→ **To be done**
Extract all lines from the data beneath that include the word "text".

→ **Entries shown**
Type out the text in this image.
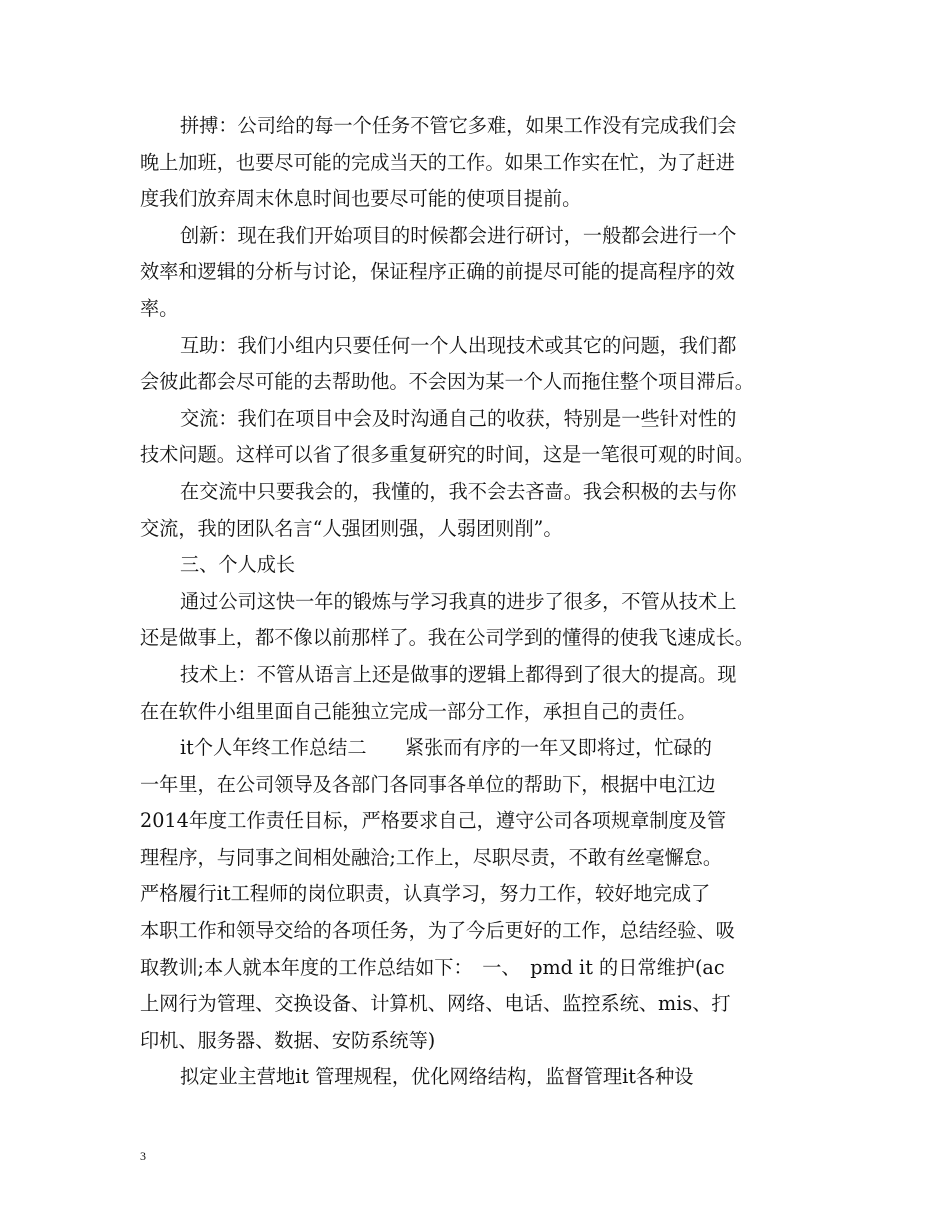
拼搏：公司给的每一个任务不管它多难，如果工作没有完成我们会
晚上加班，也要尽可能的完成当天的工作。如果工作实在忙，为了赶进
度我们放弃周末休息时间也要尽可能的使项目提前。
创新：现在我们开始项目的时候都会进行研讨，一般都会进行一个
效率和逻辑的分析与讨论，保证程序正确的前提尽可能的提高程序的效
率。
互助：我们小组内只要任何一个人出现技术或其它的问题，我们都
会彼此都会尽可能的去帮助他。不会因为某一个人而拖住整个项目滞后。
交流：我们在项目中会及时沟通自己的收获，特别是一些针对性的
技术问题。这样可以省了很多重复研究的时间，这是一笔很可观的时间。
在交流中只要我会的，我懂的，我不会去吝啬。我会积极的去与你
交流，我的团队名言“人强团则强，人弱团则削”。
三、个人成长
通过公司这快一年的锻炼与学习我真的进步了很多，不管从技术上
还是做事上，都不像以前那样了。我在公司学到的懂得的使我飞速成长。
技术上：不管从语言上还是做事的逻辑上都得到了很大的提高。现
在在软件小组里面自己能独立完成一部分工作，承担自己的责任。
it个人年终工作总结二　　紧张而有序的一年又即将过，忙碌的
一年里，在公司领导及各部门各同事各单位的帮助下，根据中电江边
2014年度工作责任目标，严格要求自己，遵守公司各项规章制度及管
理程序，与同事之间相处融洽;工作上，尽职尽责，不敢有丝毫懈怠。
严格履行it工程师的岗位职责，认真学习，努力工作，较好地完成了
本职工作和领导交给的各项任务，为了今后更好的工作，总结经验、吸
取教训;本人就本年度的工作总结如下：　一、　pmd it 的日常维护(ac
上网行为管理、交换设备、计算机、网络、电话、监控系统、mis、打
印机、服务器、数据、安防系统等)
拟定业主营地it 管理规程，优化网络结构，监督管理it各种设
3
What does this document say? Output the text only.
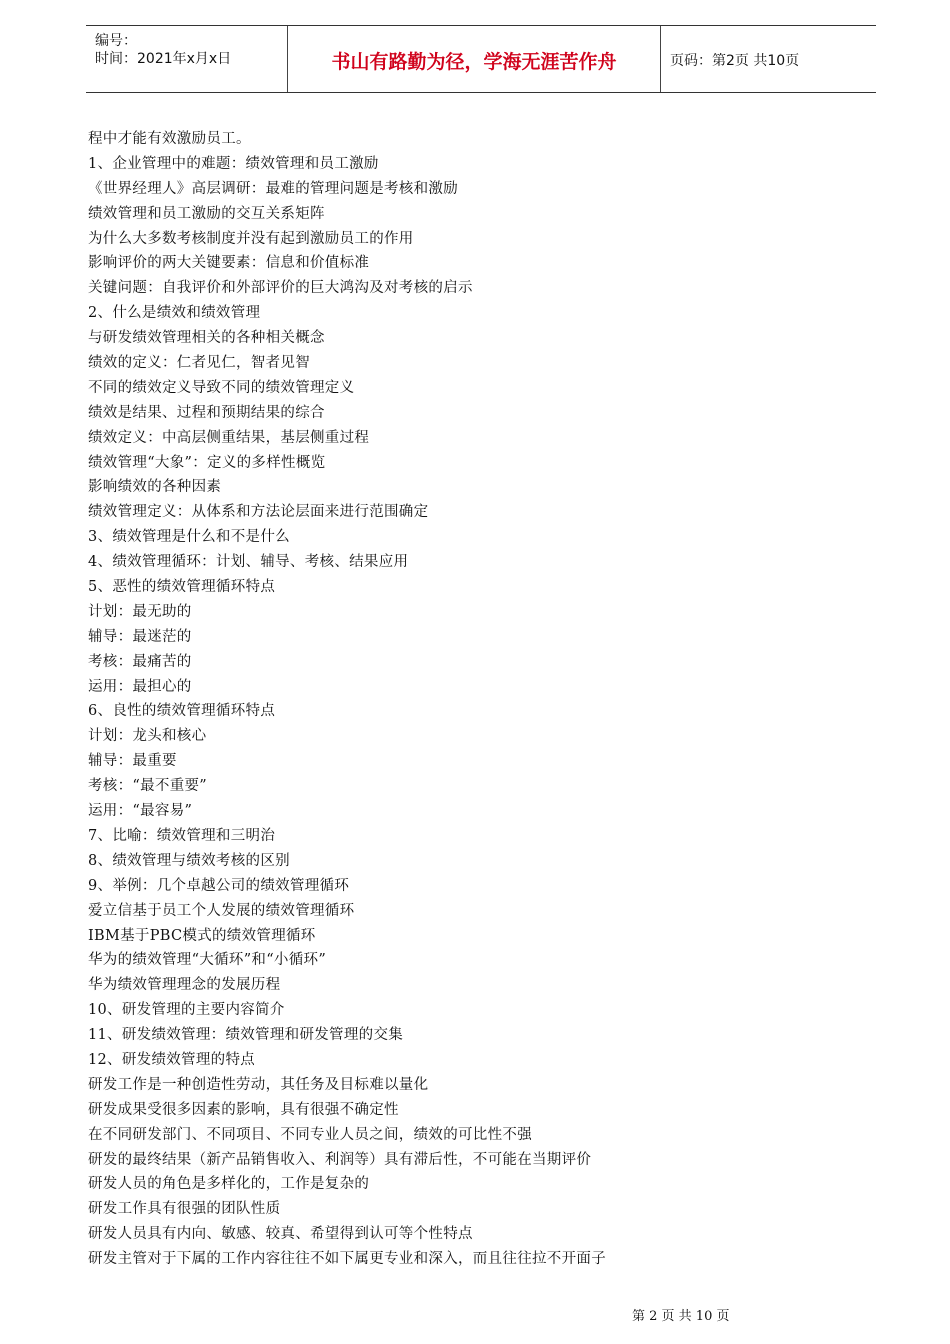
编号：
时间：2021年x月x日	书山有路勤为径，学海无涯苦作舟	页码：第2页 共10页
程中才能有效激励员工。
1、企业管理中的难题：绩效管理和员工激励
《世界经理人》高层调研：最难的管理问题是考核和激励
绩效管理和员工激励的交互关系矩阵
为什么大多数考核制度并没有起到激励员工的作用
影响评价的两大关键要素：信息和价值标准
关键问题：自我评价和外部评价的巨大鸿沟及对考核的启示
2、什么是绩效和绩效管理
与研发绩效管理相关的各种相关概念
绩效的定义：仁者见仁，智者见智
不同的绩效定义导致不同的绩效管理定义
绩效是结果、过程和预期结果的综合
绩效定义：中高层侧重结果，基层侧重过程
绩效管理“大象”：定义的多样性概览
影响绩效的各种因素
绩效管理定义：从体系和方法论层面来进行范围确定
3、绩效管理是什么和不是什么
4、绩效管理循环：计划、辅导、考核、结果应用
5、恶性的绩效管理循环特点
计划：最无助的
辅导：最迷茫的
考核：最痛苦的
运用：最担心的
6、良性的绩效管理循环特点
计划：龙头和核心
辅导：最重要
考核：“最不重要”
运用：“最容易”
7、比喻：绩效管理和三明治
8、绩效管理与绩效考核的区别
9、举例：几个卓越公司的绩效管理循环
爱立信基于员工个人发展的绩效管理循环
IBM基于PBC模式的绩效管理循环
华为的绩效管理“大循环”和“小循环”
华为绩效管理理念的发展历程
10、研发管理的主要内容简介
11、研发绩效管理：绩效管理和研发管理的交集
12、研发绩效管理的特点
研发工作是一种创造性劳动，其任务及目标难以量化
研发成果受很多因素的影响，具有很强不确定性
在不同研发部门、不同项目、不同专业人员之间，绩效的可比性不强
研发的最终结果（新产品销售收入、利润等）具有滞后性，不可能在当期评价
研发人员的角色是多样化的，工作是复杂的
研发工作具有很强的团队性质
研发人员具有内向、敏感、较真、希望得到认可等个性特点
研发主管对于下属的工作内容往往不如下属更专业和深入，而且往往拉不开面子
第 2 页 共 10 页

→ **Task solution**
Type out the text in this image.
What does this document say? Output the text only.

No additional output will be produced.